-- Start of TASK INPUT --

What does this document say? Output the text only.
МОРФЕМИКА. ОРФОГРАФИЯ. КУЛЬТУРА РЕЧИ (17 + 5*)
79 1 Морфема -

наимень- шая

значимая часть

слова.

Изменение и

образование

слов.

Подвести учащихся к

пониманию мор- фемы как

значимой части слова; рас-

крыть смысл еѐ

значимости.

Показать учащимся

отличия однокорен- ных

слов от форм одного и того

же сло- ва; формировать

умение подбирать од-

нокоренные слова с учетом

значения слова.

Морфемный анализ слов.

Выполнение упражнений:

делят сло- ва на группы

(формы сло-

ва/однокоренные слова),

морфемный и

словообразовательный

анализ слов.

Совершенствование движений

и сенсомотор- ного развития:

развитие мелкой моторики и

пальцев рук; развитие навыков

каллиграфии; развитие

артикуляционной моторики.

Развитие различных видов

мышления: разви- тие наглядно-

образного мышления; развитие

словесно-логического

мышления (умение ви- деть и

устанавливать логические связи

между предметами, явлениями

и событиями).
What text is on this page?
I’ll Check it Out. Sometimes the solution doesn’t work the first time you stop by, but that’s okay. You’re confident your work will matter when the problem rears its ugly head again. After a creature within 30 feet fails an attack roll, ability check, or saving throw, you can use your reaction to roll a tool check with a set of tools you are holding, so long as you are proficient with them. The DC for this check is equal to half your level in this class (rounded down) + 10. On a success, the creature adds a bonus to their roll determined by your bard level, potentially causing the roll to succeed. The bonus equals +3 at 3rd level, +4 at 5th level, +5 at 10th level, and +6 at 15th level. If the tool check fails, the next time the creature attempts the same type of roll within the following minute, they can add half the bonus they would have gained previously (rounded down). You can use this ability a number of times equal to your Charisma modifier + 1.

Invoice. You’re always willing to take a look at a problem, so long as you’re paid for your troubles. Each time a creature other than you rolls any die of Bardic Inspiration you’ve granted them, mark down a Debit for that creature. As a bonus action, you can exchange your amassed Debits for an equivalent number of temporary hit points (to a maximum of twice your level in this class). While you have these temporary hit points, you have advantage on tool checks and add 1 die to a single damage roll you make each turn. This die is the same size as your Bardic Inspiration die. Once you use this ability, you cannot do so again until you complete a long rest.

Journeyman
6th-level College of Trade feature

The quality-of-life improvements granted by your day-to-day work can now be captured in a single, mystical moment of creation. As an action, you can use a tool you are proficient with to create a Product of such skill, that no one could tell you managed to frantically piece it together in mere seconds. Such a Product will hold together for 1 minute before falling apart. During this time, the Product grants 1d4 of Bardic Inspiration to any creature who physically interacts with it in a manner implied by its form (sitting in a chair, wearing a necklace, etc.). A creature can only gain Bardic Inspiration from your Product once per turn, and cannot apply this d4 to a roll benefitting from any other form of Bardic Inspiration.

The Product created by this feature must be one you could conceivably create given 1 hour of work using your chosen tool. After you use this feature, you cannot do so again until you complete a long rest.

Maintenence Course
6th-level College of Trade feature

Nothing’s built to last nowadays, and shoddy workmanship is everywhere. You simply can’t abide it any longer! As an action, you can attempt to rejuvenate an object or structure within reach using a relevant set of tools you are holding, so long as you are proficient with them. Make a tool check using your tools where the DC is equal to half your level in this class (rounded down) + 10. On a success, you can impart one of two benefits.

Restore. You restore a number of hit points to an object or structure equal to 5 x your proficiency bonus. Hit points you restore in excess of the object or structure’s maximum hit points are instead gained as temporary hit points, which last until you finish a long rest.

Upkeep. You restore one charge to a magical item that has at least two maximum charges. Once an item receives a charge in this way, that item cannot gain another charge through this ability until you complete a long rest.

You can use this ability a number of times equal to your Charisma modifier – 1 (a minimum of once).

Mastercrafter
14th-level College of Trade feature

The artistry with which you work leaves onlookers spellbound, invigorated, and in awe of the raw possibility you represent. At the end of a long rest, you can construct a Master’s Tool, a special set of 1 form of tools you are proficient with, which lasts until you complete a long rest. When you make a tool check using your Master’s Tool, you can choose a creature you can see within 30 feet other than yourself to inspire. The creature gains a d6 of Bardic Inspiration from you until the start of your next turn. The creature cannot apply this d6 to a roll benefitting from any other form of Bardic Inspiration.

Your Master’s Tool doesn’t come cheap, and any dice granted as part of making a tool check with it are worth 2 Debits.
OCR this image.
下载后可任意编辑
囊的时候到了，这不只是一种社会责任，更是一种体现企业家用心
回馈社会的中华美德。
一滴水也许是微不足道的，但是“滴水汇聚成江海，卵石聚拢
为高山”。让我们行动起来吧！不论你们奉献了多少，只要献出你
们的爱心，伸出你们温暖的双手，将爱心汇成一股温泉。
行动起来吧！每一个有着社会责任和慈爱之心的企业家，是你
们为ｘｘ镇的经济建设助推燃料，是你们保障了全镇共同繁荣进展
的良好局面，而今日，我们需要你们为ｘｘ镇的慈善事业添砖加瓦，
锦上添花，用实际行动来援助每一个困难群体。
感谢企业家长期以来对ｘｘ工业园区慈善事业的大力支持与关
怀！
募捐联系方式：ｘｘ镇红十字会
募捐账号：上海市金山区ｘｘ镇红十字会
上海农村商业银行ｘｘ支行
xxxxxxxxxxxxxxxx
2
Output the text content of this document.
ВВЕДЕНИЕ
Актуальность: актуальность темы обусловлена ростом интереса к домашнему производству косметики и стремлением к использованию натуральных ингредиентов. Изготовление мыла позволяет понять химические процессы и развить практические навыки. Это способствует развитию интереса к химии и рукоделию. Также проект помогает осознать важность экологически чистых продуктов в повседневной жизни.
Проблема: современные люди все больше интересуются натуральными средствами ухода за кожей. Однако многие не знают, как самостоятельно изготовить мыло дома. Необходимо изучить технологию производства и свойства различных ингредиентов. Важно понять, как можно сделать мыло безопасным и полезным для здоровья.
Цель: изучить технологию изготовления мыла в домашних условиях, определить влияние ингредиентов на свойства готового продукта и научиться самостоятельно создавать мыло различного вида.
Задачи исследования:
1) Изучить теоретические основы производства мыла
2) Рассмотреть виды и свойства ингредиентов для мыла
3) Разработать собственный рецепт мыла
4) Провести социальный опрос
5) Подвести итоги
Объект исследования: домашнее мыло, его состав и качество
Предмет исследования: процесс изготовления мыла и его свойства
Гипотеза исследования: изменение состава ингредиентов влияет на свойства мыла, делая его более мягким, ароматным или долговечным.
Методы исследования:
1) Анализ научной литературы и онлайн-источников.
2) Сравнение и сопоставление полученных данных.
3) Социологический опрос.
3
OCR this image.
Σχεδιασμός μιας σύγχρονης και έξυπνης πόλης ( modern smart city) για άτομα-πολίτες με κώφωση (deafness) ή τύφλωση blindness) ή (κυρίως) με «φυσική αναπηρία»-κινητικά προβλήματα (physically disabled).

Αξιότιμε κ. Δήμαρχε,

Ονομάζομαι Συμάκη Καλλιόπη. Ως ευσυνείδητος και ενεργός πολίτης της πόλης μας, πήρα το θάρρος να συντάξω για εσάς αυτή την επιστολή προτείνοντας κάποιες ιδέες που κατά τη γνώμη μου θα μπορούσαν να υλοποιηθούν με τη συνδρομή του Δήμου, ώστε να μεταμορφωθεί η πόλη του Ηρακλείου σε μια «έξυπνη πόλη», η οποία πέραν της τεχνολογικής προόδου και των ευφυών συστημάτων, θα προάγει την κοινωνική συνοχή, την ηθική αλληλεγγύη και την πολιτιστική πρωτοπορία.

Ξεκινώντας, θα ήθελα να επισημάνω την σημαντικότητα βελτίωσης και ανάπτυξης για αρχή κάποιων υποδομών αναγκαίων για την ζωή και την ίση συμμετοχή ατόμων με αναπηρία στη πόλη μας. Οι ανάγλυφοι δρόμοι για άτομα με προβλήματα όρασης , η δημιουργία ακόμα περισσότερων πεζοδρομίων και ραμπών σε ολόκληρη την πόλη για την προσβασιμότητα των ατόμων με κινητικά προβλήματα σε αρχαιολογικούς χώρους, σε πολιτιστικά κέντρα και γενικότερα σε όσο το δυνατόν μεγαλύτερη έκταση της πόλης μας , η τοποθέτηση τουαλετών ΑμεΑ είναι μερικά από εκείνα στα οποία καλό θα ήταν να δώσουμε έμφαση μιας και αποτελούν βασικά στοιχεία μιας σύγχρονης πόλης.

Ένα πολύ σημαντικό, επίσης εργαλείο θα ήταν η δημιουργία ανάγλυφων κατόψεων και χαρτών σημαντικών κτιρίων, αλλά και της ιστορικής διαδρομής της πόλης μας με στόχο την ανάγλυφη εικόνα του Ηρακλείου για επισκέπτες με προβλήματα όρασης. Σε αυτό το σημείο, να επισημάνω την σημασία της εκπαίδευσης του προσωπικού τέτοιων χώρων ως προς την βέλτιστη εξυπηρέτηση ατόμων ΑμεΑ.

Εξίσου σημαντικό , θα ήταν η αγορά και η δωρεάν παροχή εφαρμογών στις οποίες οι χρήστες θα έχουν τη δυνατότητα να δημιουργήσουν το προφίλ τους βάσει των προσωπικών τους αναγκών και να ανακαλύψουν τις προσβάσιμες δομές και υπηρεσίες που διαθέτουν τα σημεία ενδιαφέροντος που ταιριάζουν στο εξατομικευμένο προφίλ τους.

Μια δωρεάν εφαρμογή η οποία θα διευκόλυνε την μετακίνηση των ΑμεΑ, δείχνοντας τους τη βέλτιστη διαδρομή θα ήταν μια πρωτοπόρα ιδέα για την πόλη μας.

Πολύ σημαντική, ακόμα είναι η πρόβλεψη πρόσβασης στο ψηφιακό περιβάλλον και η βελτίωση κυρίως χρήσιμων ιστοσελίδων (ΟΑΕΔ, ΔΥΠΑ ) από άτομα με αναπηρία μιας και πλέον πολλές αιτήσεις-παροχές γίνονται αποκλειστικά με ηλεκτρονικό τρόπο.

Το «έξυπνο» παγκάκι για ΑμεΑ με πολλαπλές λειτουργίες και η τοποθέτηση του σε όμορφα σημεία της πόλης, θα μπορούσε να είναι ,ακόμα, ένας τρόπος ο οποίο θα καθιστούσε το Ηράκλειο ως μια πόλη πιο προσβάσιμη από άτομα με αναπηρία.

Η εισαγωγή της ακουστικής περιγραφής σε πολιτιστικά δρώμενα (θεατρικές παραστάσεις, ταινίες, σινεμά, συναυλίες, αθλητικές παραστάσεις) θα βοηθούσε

-- End of TASK INPUT --

EXERCISE AIM: Tally up the lines in the preceding listing that contain the string "document". Respond with the number and nothing else.

ANSWER TO THIS PROBLEM: 2